**CONSIGNES DE L'EXERCICE**
(A) Relevez tous les pseudonymes des participants qui publient un message dans le texte fourni.
(B) Selon le texte fourni, quel outil lifenight indique-t-il pour Tiger ?
(C) Reprenez le passage du texte fourni commençant par "## GrInGoo (12" et se terminant par "Merci quand même.", en remplaçant "Spaces" par "Mission Control".

**TEXTE FOURNI**

# Système multi bureaux



## THE_MARTINI (12 Février 2008)

Bonjour j'aurais voulu savoir si il existais un système multi bureaux sur MAC OS, comme le cube 3D de linux ou un équivalent ? 
Merci


----------



## pascalformac (12 Février 2008)

oui

-
une recherche avancée limitée à  cette section te donnera les principaux


----------



## THE_MARTINI (12 Février 2008)

peux-tu me dire la page car je ne le trouve pas. merci


----------



## elKBron (12 Février 2008)

THE_MARTINI a dit:


> peux-tu me dire la page car je ne le trouve pas. merci



cela est difficile... s'il y a personnalisation du nombre de message à afficher, la page pour un utilisateur sera différente pour un autre


----------



## GrInGoo (12 Février 2008)

Il s'agit de Spaces, c'est une des nouvelles fonctions apparut dans leopard.
Tous les sujets sont ici


----------



## THE_MARTINI (12 Février 2008)

arg je n'y avais pas pensé. bon je vais devoir fouiller ce forum pendant des heures alors ^^.
Merci quand même.


----------



## lifenight (12 Février 2008)

Sur léopard c'est géré en natif, sur tiger tu as virtuedesktop


----------



## THE_MARTINI (12 Février 2008)

je regarde tout ça. merci beaucoup


----------



## pascalformac (12 Février 2008)

la recherche avancée permet de dégrossir surtout si on utilise des entrées conjointes  ( séparées par espace+ )

les résultats étant dynamiques ma page de résultats ne t'affichera rien 

par contre j'aurai pu te pointer un sujet précis , mais je préfère fournir un outil qui te servira et reservira


----------

**DONNÉES FOURNIES**
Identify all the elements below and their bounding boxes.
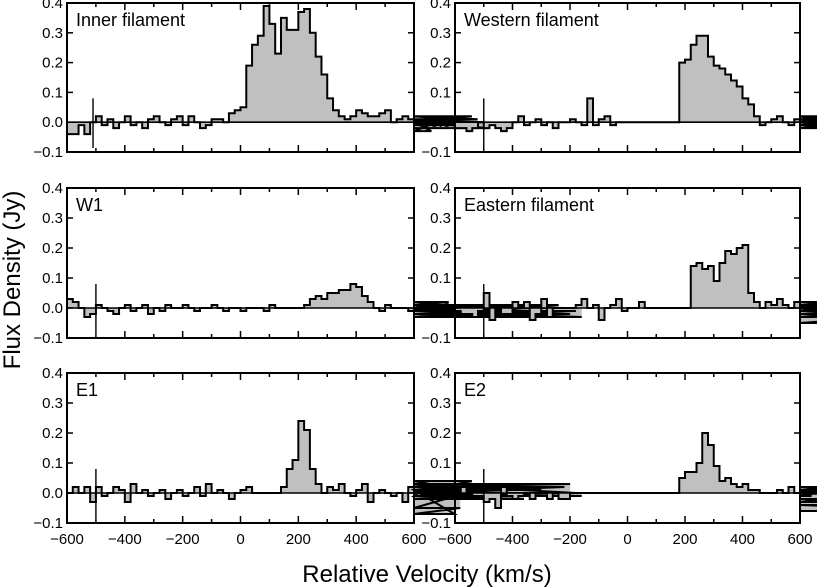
y-tick-label: 0.2 bbox=[42, 55, 63, 72]
y-tick-label: −0.1 bbox=[33, 515, 63, 532]
panel-title: Western filament bbox=[464, 10, 599, 30]
panel-title: E2 bbox=[464, 380, 486, 400]
y-tick-label: 0.4 bbox=[430, 365, 451, 382]
y-tick-label: 0.4 bbox=[430, 180, 451, 197]
histogram-fill bbox=[67, 421, 582, 514]
panel-frame bbox=[66, 372, 415, 524]
histogram-outline bbox=[455, 244, 817, 324]
y-tick-label: 0.0 bbox=[42, 114, 63, 131]
y-tick-label: 0.3 bbox=[430, 395, 451, 412]
y-tick-label: 0.4 bbox=[42, 0, 63, 12]
panel-title: Inner filament bbox=[76, 10, 185, 30]
y-tick-label: −0.1 bbox=[421, 515, 451, 532]
panel-w1: −0.1 0.0 0.1 0.2 0.3 0.4 W1 bbox=[33, 180, 582, 347]
y-tick-label: 0.4 bbox=[430, 0, 451, 12]
histogram-outline bbox=[67, 4, 490, 136]
y-tick-label: 0.1 bbox=[42, 270, 63, 287]
y-tick-label: 0.2 bbox=[430, 240, 451, 257]
x-tick-label: −400 bbox=[496, 531, 530, 548]
histogram-fill bbox=[455, 245, 817, 323]
x-tick-label: 600 bbox=[787, 531, 812, 548]
y-tick-label: 0.2 bbox=[430, 425, 451, 442]
x-axis-title: Relative Velocity (km/s) bbox=[302, 561, 551, 588]
histogram-outline bbox=[455, 432, 817, 512]
y-tick-label: −0.1 bbox=[33, 330, 63, 347]
y-tick-label: 0.3 bbox=[42, 395, 63, 412]
y-tick-label: 0.4 bbox=[42, 180, 63, 197]
x-tick-label: −600 bbox=[50, 531, 84, 548]
y-tick-label: −0.1 bbox=[421, 330, 451, 347]
histogram-fill bbox=[67, 5, 490, 135]
y-tick-label: 0.0 bbox=[42, 485, 63, 502]
panel-frame bbox=[66, 187, 415, 339]
y-tick-label: −0.1 bbox=[421, 144, 451, 161]
y-tick-label: 0.4 bbox=[42, 365, 63, 382]
x-tick-label: −400 bbox=[108, 531, 142, 548]
y-tick-label: 0.3 bbox=[430, 210, 451, 227]
y-tick-label: 0.3 bbox=[42, 25, 63, 42]
panel-frame bbox=[454, 372, 801, 524]
y-axis-title: Flux Density (Jy) bbox=[0, 191, 26, 370]
panel-title: Eastern filament bbox=[464, 195, 594, 215]
y-tick-label: 0.1 bbox=[430, 270, 451, 287]
panel-title: E1 bbox=[76, 380, 98, 400]
histogram-fill bbox=[455, 35, 817, 132]
y-tick-label: 0.3 bbox=[430, 25, 451, 42]
x-tick-label: −200 bbox=[166, 531, 200, 548]
y-tick-label: 0.2 bbox=[42, 240, 63, 257]
y-tick-label: 0.1 bbox=[430, 455, 451, 472]
x-tick-label: 0 bbox=[623, 531, 631, 548]
y-tick-label: 0.0 bbox=[42, 300, 63, 317]
x-tick-label: −600 bbox=[438, 531, 472, 548]
y-tick-label: 0.0 bbox=[430, 300, 451, 317]
panel-eastern: −0.1 0.0 0.1 0.2 0.3 0.4 Eastern filament bbox=[421, 180, 817, 347]
x-tick-label: 200 bbox=[672, 531, 697, 548]
histogram-outline bbox=[67, 420, 582, 515]
y-tick-label: 0.3 bbox=[42, 210, 63, 227]
y-tick-label: 0.1 bbox=[42, 455, 63, 472]
x-tick-label: 600 bbox=[401, 531, 426, 548]
panel-e1: −0.1 0.0 0.1 0.2 0.3 0.4 −600 −400 −200 0 200 400 60… bbox=[33, 365, 582, 548]
histogram-outline bbox=[455, 34, 817, 133]
y-tick-label: 0.0 bbox=[430, 485, 451, 502]
histogram-fill bbox=[455, 433, 817, 511]
panel-grid: −0.1 0.0 0.1 0.2 0.3 0.4 Inner filament −0.1 0.0… bbox=[33, 0, 817, 548]
y-tick-label: 0.2 bbox=[430, 55, 451, 72]
x-tick-label: 0 bbox=[236, 531, 244, 548]
x-tick-label: 400 bbox=[344, 531, 369, 548]
y-tick-label: 0.0 bbox=[430, 114, 451, 131]
y-tick-label: 0.1 bbox=[42, 84, 63, 101]
panel-title: W1 bbox=[76, 195, 103, 215]
panel-western: −0.1 0.0 0.1 0.2 0.3 0.4 Western filament bbox=[421, 0, 817, 161]
y-tick-label: 0.2 bbox=[42, 425, 63, 442]
x-tick-label: 400 bbox=[730, 531, 755, 548]
y-tick-label: −0.1 bbox=[33, 144, 63, 161]
panel-e2: −0.1 0.0 0.1 0.2 0.3 0.4 −600 −400 −200 0 200 400 60… bbox=[421, 365, 817, 548]
y-tick-label: 0.1 bbox=[430, 84, 451, 101]
x-tick-label: 200 bbox=[286, 531, 311, 548]
panel-inner: −0.1 0.0 0.1 0.2 0.3 0.4 Inner filament bbox=[33, 0, 490, 161]
x-tick-label: −200 bbox=[553, 531, 587, 548]
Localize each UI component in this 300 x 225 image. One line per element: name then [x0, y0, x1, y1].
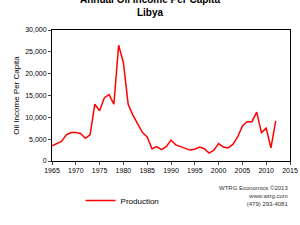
svg-text:2000: 2000 — [211, 167, 227, 174]
svg-text:Annual Oil Income Per CapitaLi: Annual Oil Income Per CapitaLibya — [80, 0, 220, 18]
svg-text:0: 0 — [43, 157, 47, 164]
svg-text:WTRG Economics ©2013www.wtrg.c: WTRG Economics ©2013www.wtrg.com(479) 29… — [219, 185, 288, 207]
svg-text:Production: Production — [121, 197, 159, 206]
svg-text:2015: 2015 — [282, 167, 298, 174]
svg-text:1975: 1975 — [92, 167, 108, 174]
svg-text:1995: 1995 — [187, 167, 203, 174]
svg-text:1985: 1985 — [139, 167, 155, 174]
svg-text:Oil Income Per Capita: Oil Income Per Capita — [12, 56, 21, 135]
svg-text:2005: 2005 — [235, 167, 251, 174]
svg-text:30,000: 30,000 — [25, 26, 47, 33]
svg-text:20,000: 20,000 — [25, 70, 47, 77]
svg-text:5,000: 5,000 — [29, 136, 47, 143]
svg-text:15,000: 15,000 — [25, 92, 47, 99]
svg-text:1980: 1980 — [116, 167, 132, 174]
svg-text:1990: 1990 — [163, 167, 179, 174]
svg-text:10,000: 10,000 — [25, 114, 47, 121]
svg-text:1970: 1970 — [68, 167, 84, 174]
svg-text:25,000: 25,000 — [25, 48, 47, 55]
svg-text:2010: 2010 — [258, 167, 274, 174]
svg-text:1965: 1965 — [44, 167, 60, 174]
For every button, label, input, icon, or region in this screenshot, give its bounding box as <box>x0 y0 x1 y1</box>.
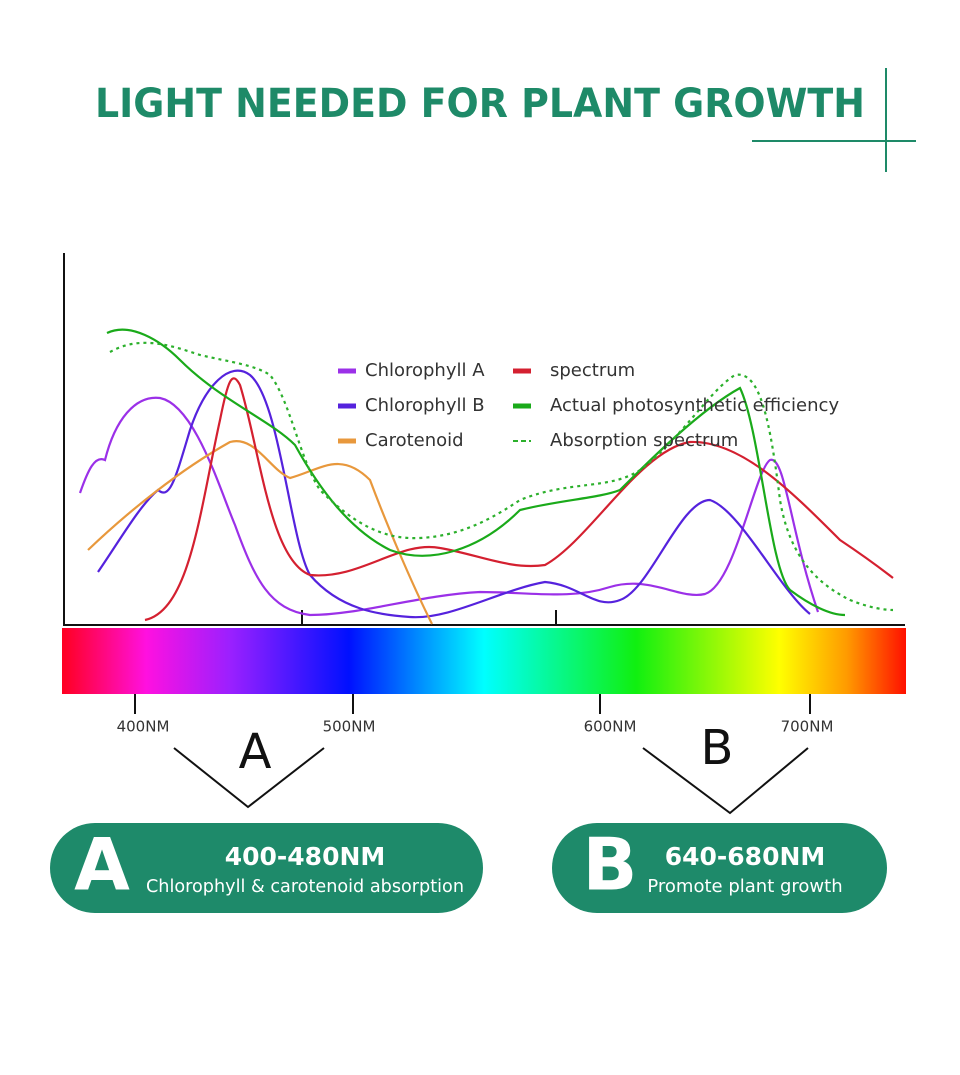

**CORRIGÉ DE L'EXERCICE**
(A) THE_MARTINI, pascalformac, elKBron, GrInGoo, lifenight

(B) virtuedesktop

(C)
## GrInGoo (12 Février 2008)

Il s'agit de Mission Control, c'est une des nouvelles fonctions apparut dans leopard.
Tous les sujets sont ici


----------



## THE_MARTINI (12 Février 2008)

arg je n'y avais pas pensé. bon je vais devoir fouiller ce forum pendant des heures alors ^^.
Merci quand même.